* START Exercise material *

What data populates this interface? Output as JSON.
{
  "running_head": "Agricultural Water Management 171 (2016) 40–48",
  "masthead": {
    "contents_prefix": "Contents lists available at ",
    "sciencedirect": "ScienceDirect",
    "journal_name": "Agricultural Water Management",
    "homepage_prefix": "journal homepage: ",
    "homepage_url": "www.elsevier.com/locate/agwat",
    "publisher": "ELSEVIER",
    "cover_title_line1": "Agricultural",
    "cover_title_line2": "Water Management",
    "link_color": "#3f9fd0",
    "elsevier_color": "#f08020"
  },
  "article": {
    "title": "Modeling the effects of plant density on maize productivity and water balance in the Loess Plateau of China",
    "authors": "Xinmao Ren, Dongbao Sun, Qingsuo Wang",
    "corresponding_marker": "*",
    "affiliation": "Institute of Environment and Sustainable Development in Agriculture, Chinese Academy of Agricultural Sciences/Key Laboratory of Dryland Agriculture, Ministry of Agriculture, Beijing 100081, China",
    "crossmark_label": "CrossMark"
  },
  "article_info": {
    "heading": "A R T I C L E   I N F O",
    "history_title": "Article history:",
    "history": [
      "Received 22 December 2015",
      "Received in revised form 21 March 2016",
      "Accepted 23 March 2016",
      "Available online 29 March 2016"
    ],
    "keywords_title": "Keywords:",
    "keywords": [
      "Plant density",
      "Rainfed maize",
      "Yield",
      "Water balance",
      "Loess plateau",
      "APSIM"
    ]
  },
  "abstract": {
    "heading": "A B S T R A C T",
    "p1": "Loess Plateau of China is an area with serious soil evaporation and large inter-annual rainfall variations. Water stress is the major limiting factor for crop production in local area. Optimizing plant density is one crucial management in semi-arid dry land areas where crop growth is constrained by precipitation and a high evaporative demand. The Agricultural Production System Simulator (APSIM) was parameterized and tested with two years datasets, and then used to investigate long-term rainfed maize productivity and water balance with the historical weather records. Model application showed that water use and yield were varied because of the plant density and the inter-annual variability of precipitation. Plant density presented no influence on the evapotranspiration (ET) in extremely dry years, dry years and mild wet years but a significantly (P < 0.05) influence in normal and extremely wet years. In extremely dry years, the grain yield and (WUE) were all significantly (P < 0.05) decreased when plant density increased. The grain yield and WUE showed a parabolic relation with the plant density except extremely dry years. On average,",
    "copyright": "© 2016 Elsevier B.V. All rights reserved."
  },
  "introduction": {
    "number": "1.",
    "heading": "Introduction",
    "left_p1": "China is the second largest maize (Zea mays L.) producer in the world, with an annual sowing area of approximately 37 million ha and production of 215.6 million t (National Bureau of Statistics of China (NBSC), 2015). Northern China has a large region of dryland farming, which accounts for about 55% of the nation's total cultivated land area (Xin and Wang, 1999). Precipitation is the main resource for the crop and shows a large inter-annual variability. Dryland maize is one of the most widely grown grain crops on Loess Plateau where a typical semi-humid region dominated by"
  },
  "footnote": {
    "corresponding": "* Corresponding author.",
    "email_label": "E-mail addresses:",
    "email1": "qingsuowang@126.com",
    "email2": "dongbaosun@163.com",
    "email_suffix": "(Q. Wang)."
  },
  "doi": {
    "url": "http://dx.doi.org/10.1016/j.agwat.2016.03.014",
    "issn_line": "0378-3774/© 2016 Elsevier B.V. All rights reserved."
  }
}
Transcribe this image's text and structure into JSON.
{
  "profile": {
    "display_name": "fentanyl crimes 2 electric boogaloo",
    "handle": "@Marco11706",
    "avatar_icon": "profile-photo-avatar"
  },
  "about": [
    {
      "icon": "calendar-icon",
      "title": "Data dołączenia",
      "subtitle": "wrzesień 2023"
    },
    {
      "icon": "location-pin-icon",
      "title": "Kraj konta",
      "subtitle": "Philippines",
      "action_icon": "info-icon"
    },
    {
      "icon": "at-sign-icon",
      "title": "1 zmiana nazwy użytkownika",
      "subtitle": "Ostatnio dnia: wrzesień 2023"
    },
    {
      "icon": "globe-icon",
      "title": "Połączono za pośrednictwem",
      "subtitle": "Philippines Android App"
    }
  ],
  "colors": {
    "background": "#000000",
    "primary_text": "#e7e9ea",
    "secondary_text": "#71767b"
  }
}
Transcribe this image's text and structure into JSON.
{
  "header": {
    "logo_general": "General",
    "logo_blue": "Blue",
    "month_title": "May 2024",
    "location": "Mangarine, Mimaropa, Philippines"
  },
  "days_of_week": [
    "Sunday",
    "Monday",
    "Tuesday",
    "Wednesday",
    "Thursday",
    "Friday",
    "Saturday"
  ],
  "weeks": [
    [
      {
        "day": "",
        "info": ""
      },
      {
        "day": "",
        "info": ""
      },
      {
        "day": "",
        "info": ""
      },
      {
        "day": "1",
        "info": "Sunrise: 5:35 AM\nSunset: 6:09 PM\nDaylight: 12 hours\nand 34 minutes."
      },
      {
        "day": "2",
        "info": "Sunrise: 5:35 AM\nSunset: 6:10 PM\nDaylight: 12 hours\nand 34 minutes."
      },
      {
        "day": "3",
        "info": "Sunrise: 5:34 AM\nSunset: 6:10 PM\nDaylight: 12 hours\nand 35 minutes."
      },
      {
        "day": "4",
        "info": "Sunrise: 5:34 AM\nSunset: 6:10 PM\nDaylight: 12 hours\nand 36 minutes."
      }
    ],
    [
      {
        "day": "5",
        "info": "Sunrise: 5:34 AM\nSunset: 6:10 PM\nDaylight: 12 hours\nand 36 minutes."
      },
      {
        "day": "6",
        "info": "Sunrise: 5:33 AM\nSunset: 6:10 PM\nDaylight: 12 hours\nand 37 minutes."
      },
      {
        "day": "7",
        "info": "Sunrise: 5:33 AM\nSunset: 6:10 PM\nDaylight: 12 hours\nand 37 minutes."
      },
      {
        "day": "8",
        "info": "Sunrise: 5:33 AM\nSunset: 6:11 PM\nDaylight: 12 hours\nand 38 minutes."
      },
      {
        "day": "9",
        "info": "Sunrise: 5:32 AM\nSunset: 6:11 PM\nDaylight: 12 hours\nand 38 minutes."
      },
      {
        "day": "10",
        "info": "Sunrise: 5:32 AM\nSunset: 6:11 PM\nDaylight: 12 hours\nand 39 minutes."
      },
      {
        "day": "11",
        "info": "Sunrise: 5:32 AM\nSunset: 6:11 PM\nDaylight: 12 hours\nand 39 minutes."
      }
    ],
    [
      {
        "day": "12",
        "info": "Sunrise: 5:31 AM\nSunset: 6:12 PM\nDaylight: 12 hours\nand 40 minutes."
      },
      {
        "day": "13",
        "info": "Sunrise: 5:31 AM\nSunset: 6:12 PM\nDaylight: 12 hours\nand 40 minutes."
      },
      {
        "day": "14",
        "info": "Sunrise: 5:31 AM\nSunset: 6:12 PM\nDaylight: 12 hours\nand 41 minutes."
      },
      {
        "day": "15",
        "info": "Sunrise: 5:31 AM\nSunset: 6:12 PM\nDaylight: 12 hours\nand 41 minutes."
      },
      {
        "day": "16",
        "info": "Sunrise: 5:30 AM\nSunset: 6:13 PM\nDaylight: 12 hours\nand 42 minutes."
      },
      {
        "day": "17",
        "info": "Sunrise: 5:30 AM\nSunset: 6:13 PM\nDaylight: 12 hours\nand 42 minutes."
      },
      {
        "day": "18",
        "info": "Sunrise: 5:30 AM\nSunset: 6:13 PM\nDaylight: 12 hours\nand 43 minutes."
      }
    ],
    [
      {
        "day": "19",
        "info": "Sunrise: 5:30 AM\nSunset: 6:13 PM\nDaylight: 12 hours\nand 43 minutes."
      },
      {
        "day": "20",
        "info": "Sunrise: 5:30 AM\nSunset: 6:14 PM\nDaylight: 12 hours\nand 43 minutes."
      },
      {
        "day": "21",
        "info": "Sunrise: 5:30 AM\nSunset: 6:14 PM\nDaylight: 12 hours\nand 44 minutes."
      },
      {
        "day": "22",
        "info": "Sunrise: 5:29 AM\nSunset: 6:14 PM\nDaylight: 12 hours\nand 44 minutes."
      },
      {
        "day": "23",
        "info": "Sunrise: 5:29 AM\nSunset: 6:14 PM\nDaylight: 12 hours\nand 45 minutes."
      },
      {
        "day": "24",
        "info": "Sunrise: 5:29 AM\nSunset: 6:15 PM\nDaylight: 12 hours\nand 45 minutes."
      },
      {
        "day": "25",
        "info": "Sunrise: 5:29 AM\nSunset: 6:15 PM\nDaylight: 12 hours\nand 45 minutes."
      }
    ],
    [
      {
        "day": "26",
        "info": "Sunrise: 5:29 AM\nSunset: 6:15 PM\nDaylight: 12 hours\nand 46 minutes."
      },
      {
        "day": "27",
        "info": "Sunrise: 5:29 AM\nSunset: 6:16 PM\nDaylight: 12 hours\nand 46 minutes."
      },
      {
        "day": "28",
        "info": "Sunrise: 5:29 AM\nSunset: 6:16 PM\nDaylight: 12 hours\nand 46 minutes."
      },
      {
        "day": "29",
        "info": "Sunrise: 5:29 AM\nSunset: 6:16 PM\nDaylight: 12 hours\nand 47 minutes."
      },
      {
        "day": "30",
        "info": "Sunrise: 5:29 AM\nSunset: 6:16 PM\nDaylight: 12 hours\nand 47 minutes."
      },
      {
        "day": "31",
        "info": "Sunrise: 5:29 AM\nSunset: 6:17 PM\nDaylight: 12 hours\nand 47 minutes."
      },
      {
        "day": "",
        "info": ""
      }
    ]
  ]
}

* END Exercise material *

### To be done:
Across the entries above, how many lines contain "heading"? Provide only the count.

### Right answer:
3